___ MATERIAL TO PROCESS
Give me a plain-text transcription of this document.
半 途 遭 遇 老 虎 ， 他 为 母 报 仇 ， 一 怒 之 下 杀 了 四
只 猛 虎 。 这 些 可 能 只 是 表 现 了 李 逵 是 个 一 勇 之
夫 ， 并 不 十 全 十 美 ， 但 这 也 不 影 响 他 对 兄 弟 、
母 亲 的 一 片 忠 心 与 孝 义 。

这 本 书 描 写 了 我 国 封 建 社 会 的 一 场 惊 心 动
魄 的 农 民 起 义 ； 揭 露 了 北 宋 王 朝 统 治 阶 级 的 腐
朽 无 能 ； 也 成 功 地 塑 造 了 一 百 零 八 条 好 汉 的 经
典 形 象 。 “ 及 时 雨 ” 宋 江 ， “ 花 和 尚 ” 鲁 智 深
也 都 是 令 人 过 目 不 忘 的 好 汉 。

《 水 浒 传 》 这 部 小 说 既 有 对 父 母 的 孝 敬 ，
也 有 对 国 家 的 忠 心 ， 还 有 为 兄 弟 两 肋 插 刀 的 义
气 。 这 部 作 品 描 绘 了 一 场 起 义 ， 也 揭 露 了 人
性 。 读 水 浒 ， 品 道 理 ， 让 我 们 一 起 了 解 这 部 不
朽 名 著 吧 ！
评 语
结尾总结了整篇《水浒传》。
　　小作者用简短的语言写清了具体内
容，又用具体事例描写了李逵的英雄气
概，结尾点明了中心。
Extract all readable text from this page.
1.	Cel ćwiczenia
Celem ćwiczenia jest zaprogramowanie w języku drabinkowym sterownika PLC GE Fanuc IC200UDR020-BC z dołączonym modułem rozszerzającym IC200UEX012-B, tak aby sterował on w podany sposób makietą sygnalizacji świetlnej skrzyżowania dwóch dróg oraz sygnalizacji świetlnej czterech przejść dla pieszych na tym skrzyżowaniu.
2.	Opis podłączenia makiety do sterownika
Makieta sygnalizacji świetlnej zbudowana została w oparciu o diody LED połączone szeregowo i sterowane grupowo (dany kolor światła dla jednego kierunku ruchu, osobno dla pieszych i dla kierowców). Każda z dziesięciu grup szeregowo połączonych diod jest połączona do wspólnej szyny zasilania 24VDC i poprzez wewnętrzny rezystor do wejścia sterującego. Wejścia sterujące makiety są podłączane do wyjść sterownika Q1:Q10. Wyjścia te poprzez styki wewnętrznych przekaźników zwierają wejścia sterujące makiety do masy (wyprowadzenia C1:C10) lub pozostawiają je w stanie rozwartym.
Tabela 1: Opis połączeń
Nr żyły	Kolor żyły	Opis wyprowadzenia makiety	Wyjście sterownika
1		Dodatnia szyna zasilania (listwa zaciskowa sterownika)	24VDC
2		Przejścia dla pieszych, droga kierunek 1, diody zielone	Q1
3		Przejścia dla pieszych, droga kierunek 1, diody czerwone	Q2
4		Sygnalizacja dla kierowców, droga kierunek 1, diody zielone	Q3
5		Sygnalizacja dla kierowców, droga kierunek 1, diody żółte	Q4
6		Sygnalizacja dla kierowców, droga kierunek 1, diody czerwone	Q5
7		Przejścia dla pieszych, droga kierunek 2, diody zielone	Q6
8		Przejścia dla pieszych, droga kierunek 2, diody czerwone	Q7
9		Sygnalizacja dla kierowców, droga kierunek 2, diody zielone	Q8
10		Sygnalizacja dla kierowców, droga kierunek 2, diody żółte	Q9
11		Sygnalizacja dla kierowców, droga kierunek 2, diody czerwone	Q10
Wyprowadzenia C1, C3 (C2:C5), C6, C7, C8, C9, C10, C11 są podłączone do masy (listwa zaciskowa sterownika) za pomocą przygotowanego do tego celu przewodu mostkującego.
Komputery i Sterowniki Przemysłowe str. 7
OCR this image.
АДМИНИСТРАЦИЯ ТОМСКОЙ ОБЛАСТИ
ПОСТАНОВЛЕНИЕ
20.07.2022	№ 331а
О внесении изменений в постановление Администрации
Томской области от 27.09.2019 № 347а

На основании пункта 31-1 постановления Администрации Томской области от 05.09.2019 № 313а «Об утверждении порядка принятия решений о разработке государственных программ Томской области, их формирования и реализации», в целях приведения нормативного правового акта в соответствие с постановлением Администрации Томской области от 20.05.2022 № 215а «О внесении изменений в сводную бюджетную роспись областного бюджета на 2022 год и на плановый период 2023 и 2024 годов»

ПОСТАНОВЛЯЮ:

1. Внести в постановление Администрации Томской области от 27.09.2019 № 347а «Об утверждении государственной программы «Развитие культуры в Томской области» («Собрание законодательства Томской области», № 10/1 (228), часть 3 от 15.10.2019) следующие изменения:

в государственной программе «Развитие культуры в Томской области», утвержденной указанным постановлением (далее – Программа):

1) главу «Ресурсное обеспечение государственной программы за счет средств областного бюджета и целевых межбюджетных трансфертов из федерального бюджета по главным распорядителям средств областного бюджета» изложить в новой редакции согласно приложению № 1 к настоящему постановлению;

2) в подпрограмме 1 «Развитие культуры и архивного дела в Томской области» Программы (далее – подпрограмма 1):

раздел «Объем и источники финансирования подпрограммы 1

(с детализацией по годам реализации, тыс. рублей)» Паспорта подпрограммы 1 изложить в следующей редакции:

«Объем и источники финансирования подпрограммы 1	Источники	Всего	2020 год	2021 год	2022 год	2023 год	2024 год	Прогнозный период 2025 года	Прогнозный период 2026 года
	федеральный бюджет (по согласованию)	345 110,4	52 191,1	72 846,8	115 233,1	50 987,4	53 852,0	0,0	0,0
______
DIRECTION:
Give every line of the material again, exactly as it reads.

TASK OUTPUT:
Give me a plain-text transcription of this document.
半 途 遭 遇 老 虎 ， 他 为 母 报 仇 ， 一 怒 之 下 杀 了 四
只 猛 虎 。 这 些 可 能 只 是 表 现 了 李 逵 是 个 一 勇 之
夫 ， 并 不 十 全 十 美 ， 但 这 也 不 影 响 他 对 兄 弟 、
母 亲 的 一 片 忠 心 与 孝 义 。

这 本 书 描 写 了 我 国 封 建 社 会 的 一 场 惊 心 动
魄 的 农 民 起 义 ； 揭 露 了 北 宋 王 朝 统 治 阶 级 的 腐
朽 无 能 ； 也 成 功 地 塑 造 了 一 百 零 八 条 好 汉 的 经
典 形 象 。 “ 及 时 雨 ” 宋 江 ， “ 花 和 尚 ” 鲁 智 深
也 都 是 令 人 过 目 不 忘 的 好 汉 。

《 水 浒 传 》 这 部 小 说 既 有 对 父 母 的 孝 敬 ，
也 有 对 国 家 的 忠 心 ， 还 有 为 兄 弟 两 肋 插 刀 的 义
气 。 这 部 作 品 描 绘 了 一 场 起 义 ， 也 揭 露 了 人
性 。 读 水 浒 ， 品 道 理 ， 让 我 们 一 起 了 解 这 部 不
朽 名 著 吧 ！
评 语
结尾总结了整篇《水浒传》。
　　小作者用简短的语言写清了具体内
容，又用具体事例描写了李逵的英雄气
概，结尾点明了中心。
Extract all readable text from this page.
1.	Cel ćwiczenia
Celem ćwiczenia jest zaprogramowanie w języku drabinkowym sterownika PLC GE Fanuc IC200UDR020-BC z dołączonym modułem rozszerzającym IC200UEX012-B, tak aby sterował on w podany sposób makietą sygnalizacji świetlnej skrzyżowania dwóch dróg oraz sygnalizacji świetlnej czterech przejść dla pieszych na tym skrzyżowaniu.
2.	Opis podłączenia makiety do sterownika
Makieta sygnalizacji świetlnej zbudowana została w oparciu o diody LED połączone szeregowo i sterowane grupowo (dany kolor światła dla jednego kierunku ruchu, osobno dla pieszych i dla kierowców). Każda z dziesięciu grup szeregowo połączonych diod jest połączona do wspólnej szyny zasilania 24VDC i poprzez wewnętrzny rezystor do wejścia sterującego. Wejścia sterujące makiety są podłączane do wyjść sterownika Q1:Q10. Wyjścia te poprzez styki wewnętrznych przekaźników zwierają wejścia sterujące makiety do masy (wyprowadzenia C1:C10) lub pozostawiają je w stanie rozwartym.
Tabela 1: Opis połączeń
Nr żyły	Kolor żyły	Opis wyprowadzenia makiety	Wyjście sterownika
1		Dodatnia szyna zasilania (listwa zaciskowa sterownika)	24VDC
2		Przejścia dla pieszych, droga kierunek 1, diody zielone	Q1
3		Przejścia dla pieszych, droga kierunek 1, diody czerwone	Q2
4		Sygnalizacja dla kierowców, droga kierunek 1, diody zielone	Q3
5		Sygnalizacja dla kierowców, droga kierunek 1, diody żółte	Q4
6		Sygnalizacja dla kierowców, droga kierunek 1, diody czerwone	Q5
7		Przejścia dla pieszych, droga kierunek 2, diody zielone	Q6
8		Przejścia dla pieszych, droga kierunek 2, diody czerwone	Q7
9		Sygnalizacja dla kierowców, droga kierunek 2, diody zielone	Q8
10		Sygnalizacja dla kierowców, droga kierunek 2, diody żółte	Q9
11		Sygnalizacja dla kierowców, droga kierunek 2, diody czerwone	Q10
Wyprowadzenia C1, C3 (C2:C5), C6, C7, C8, C9, C10, C11 są podłączone do masy (listwa zaciskowa sterownika) za pomocą przygotowanego do tego celu przewodu mostkującego.
Komputery i Sterowniki Przemysłowe str. 7
OCR this image.
АДМИНИСТРАЦИЯ ТОМСКОЙ ОБЛАСТИ
ПОСТАНОВЛЕНИЕ
20.07.2022	№ 331а
О внесении изменений в постановление Администрации
Томской области от 27.09.2019 № 347а

На основании пункта 31-1 постановления Администрации Томской области от 05.09.2019 № 313а «Об утверждении порядка принятия решений о разработке государственных программ Томской области, их формирования и реализации», в целях приведения нормативного правового акта в соответствие с постановлением Администрации Томской области от 20.05.2022 № 215а «О внесении изменений в сводную бюджетную роспись областного бюджета на 2022 год и на плановый период 2023 и 2024 годов»

ПОСТАНОВЛЯЮ:

1. Внести в постановление Администрации Томской области от 27.09.2019 № 347а «Об утверждении государственной программы «Развитие культуры в Томской области» («Собрание законодательства Томской области», № 10/1 (228), часть 3 от 15.10.2019) следующие изменения:

в государственной программе «Развитие культуры в Томской области», утвержденной указанным постановлением (далее – Программа):

1) главу «Ресурсное обеспечение государственной программы за счет средств областного бюджета и целевых межбюджетных трансфертов из федерального бюджета по главным распорядителям средств областного бюджета» изложить в новой редакции согласно приложению № 1 к настоящему постановлению;

2) в подпрограмме 1 «Развитие культуры и архивного дела в Томской области» Программы (далее – подпрограмма 1):

раздел «Объем и источники финансирования подпрограммы 1

(с детализацией по годам реализации, тыс. рублей)» Паспорта подпрограммы 1 изложить в следующей редакции:

«Объем и источники финансирования подпрограммы 1	Источники	Всего	2020 год	2021 год	2022 год	2023 год	2024 год	Прогнозный период 2025 года	Прогнозный период 2026 года
	федеральный бюджет (по согласованию)	345 110,4	52 191,1	72 846,8	115 233,1	50 987,4	53 852,0	0,0	0,0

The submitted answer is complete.